(Extracted records)

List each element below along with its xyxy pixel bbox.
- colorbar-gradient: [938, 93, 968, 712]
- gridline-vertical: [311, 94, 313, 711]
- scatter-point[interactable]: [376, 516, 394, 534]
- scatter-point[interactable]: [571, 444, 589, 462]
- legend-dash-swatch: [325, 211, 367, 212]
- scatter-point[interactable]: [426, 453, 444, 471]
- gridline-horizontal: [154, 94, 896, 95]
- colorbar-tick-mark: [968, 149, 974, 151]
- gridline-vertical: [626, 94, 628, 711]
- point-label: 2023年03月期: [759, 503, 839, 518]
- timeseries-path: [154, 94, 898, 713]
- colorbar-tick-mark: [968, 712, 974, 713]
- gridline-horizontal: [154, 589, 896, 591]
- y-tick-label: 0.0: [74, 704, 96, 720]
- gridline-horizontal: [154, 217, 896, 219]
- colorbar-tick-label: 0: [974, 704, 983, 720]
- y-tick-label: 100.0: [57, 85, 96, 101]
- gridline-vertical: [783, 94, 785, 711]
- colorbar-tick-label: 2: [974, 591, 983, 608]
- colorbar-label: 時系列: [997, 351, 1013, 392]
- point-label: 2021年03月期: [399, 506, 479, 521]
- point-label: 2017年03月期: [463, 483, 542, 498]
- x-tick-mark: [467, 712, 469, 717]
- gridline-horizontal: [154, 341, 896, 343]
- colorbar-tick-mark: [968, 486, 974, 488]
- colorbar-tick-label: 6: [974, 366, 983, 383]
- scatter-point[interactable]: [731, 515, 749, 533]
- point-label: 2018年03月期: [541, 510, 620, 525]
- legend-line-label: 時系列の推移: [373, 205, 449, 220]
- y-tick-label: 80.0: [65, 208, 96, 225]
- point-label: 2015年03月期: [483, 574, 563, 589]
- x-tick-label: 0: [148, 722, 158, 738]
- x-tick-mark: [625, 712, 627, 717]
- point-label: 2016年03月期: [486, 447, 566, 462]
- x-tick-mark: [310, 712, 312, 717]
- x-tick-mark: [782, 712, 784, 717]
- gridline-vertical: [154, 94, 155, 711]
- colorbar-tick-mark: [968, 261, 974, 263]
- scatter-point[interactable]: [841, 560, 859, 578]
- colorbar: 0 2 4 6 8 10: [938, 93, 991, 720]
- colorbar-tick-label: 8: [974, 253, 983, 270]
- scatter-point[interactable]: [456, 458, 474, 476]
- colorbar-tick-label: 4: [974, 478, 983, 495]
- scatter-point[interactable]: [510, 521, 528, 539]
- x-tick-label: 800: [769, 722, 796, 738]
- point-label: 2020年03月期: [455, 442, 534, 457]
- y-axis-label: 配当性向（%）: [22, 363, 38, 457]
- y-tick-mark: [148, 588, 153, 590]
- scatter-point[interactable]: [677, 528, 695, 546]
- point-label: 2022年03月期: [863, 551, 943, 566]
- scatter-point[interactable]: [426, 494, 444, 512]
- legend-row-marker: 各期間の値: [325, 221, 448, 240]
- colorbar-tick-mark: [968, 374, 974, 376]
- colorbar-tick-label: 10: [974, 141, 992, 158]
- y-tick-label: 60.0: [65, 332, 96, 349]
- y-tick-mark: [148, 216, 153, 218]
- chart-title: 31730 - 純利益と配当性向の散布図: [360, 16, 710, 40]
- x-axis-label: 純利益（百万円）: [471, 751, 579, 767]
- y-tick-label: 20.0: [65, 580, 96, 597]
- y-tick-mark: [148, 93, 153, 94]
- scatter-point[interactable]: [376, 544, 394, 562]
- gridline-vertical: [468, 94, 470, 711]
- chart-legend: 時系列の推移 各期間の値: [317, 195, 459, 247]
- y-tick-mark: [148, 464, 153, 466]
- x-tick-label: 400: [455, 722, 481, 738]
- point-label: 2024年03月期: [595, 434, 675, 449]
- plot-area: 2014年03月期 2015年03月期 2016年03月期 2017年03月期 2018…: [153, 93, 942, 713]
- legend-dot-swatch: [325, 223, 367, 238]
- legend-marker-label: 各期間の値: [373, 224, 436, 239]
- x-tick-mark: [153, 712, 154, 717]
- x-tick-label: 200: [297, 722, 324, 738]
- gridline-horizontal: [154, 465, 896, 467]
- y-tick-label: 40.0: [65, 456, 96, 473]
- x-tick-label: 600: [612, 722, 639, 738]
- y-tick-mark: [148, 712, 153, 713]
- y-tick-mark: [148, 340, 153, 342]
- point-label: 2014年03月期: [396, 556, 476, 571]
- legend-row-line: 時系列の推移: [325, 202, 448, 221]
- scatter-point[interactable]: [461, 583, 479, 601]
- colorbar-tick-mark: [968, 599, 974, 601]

◆ **Given request**: Please write out the data above again, renaming every "scatter-point" to "scatter-marker" and keeping everything else the same.

◆ **Reply to the task**:
List each element below along with its xyxy pixel bbox.
- colorbar-gradient: [938, 93, 968, 712]
- gridline-vertical: [311, 94, 313, 711]
- scatter-marker[interactable]: [376, 516, 394, 534]
- scatter-marker[interactable]: [571, 444, 589, 462]
- legend-dash-swatch: [325, 211, 367, 212]
- scatter-marker[interactable]: [426, 453, 444, 471]
- gridline-horizontal: [154, 94, 896, 95]
- colorbar-tick-mark: [968, 149, 974, 151]
- gridline-vertical: [626, 94, 628, 711]
- point-label: 2023年03月期: [759, 503, 839, 518]
- timeseries-path: [154, 94, 898, 713]
- colorbar-tick-mark: [968, 712, 974, 713]
- gridline-horizontal: [154, 589, 896, 591]
- y-tick-label: 0.0: [74, 704, 96, 720]
- gridline-horizontal: [154, 217, 896, 219]
- colorbar-tick-label: 0: [974, 704, 983, 720]
- y-tick-label: 100.0: [57, 85, 96, 101]
- gridline-vertical: [783, 94, 785, 711]
- colorbar-tick-label: 2: [974, 591, 983, 608]
- colorbar-label: 時系列: [997, 351, 1013, 392]
- point-label: 2021年03月期: [399, 506, 479, 521]
- point-label: 2017年03月期: [463, 483, 542, 498]
- x-tick-mark: [467, 712, 469, 717]
- gridline-horizontal: [154, 341, 896, 343]
- colorbar-tick-mark: [968, 486, 974, 488]
- colorbar-tick-label: 6: [974, 366, 983, 383]
- scatter-marker[interactable]: [731, 515, 749, 533]
- point-label: 2018年03月期: [541, 510, 620, 525]
- legend-line-label: 時系列の推移: [373, 205, 449, 220]
- y-tick-label: 80.0: [65, 208, 96, 225]
- point-label: 2015年03月期: [483, 574, 563, 589]
- x-tick-label: 0: [148, 722, 158, 738]
- x-tick-mark: [625, 712, 627, 717]
- point-label: 2016年03月期: [486, 447, 566, 462]
- x-tick-mark: [310, 712, 312, 717]
- x-tick-mark: [782, 712, 784, 717]
- gridline-vertical: [154, 94, 155, 711]
- colorbar-tick-mark: [968, 261, 974, 263]
- scatter-marker[interactable]: [841, 560, 859, 578]
- colorbar: 0 2 4 6 8 10: [938, 93, 991, 720]
- colorbar-tick-label: 8: [974, 253, 983, 270]
- scatter-marker[interactable]: [456, 458, 474, 476]
- colorbar-tick-label: 4: [974, 478, 983, 495]
- scatter-marker[interactable]: [510, 521, 528, 539]
- x-tick-label: 800: [769, 722, 796, 738]
- point-label: 2020年03月期: [455, 442, 534, 457]
- y-axis-label: 配当性向（%）: [22, 363, 38, 457]
- y-tick-mark: [148, 588, 153, 590]
- scatter-marker[interactable]: [677, 528, 695, 546]
- point-label: 2022年03月期: [863, 551, 943, 566]
- scatter-marker[interactable]: [426, 494, 444, 512]
- legend-row-marker: 各期間の値: [325, 221, 448, 240]
- colorbar-tick-mark: [968, 374, 974, 376]
- colorbar-tick-label: 10: [974, 141, 992, 158]
- y-tick-label: 60.0: [65, 332, 96, 349]
- y-tick-mark: [148, 216, 153, 218]
- chart-title: 31730 - 純利益と配当性向の散布図: [360, 16, 710, 40]
- x-axis-label: 純利益（百万円）: [471, 751, 579, 767]
- y-tick-label: 20.0: [65, 580, 96, 597]
- y-tick-mark: [148, 93, 153, 94]
- scatter-marker[interactable]: [376, 544, 394, 562]
- gridline-vertical: [468, 94, 470, 711]
- chart-legend: 時系列の推移 各期間の値: [317, 195, 459, 247]
- y-tick-mark: [148, 464, 153, 466]
- x-tick-label: 400: [455, 722, 481, 738]
- point-label: 2024年03月期: [595, 434, 675, 449]
- plot-area: 2014年03月期 2015年03月期 2016年03月期 2017年03月期 2018…: [153, 93, 942, 713]
- legend-dot-swatch: [325, 223, 367, 238]
- legend-marker-label: 各期間の値: [373, 224, 436, 239]
- x-tick-mark: [153, 712, 154, 717]
- x-tick-label: 200: [297, 722, 324, 738]
- gridline-horizontal: [154, 465, 896, 467]
- y-tick-label: 40.0: [65, 456, 96, 473]
- x-tick-label: 600: [612, 722, 639, 738]
- y-tick-mark: [148, 712, 153, 713]
- y-tick-mark: [148, 340, 153, 342]
- point-label: 2014年03月期: [396, 556, 476, 571]
- legend-row-line: 時系列の推移: [325, 202, 448, 221]
- scatter-marker[interactable]: [461, 583, 479, 601]
- colorbar-tick-mark: [968, 599, 974, 601]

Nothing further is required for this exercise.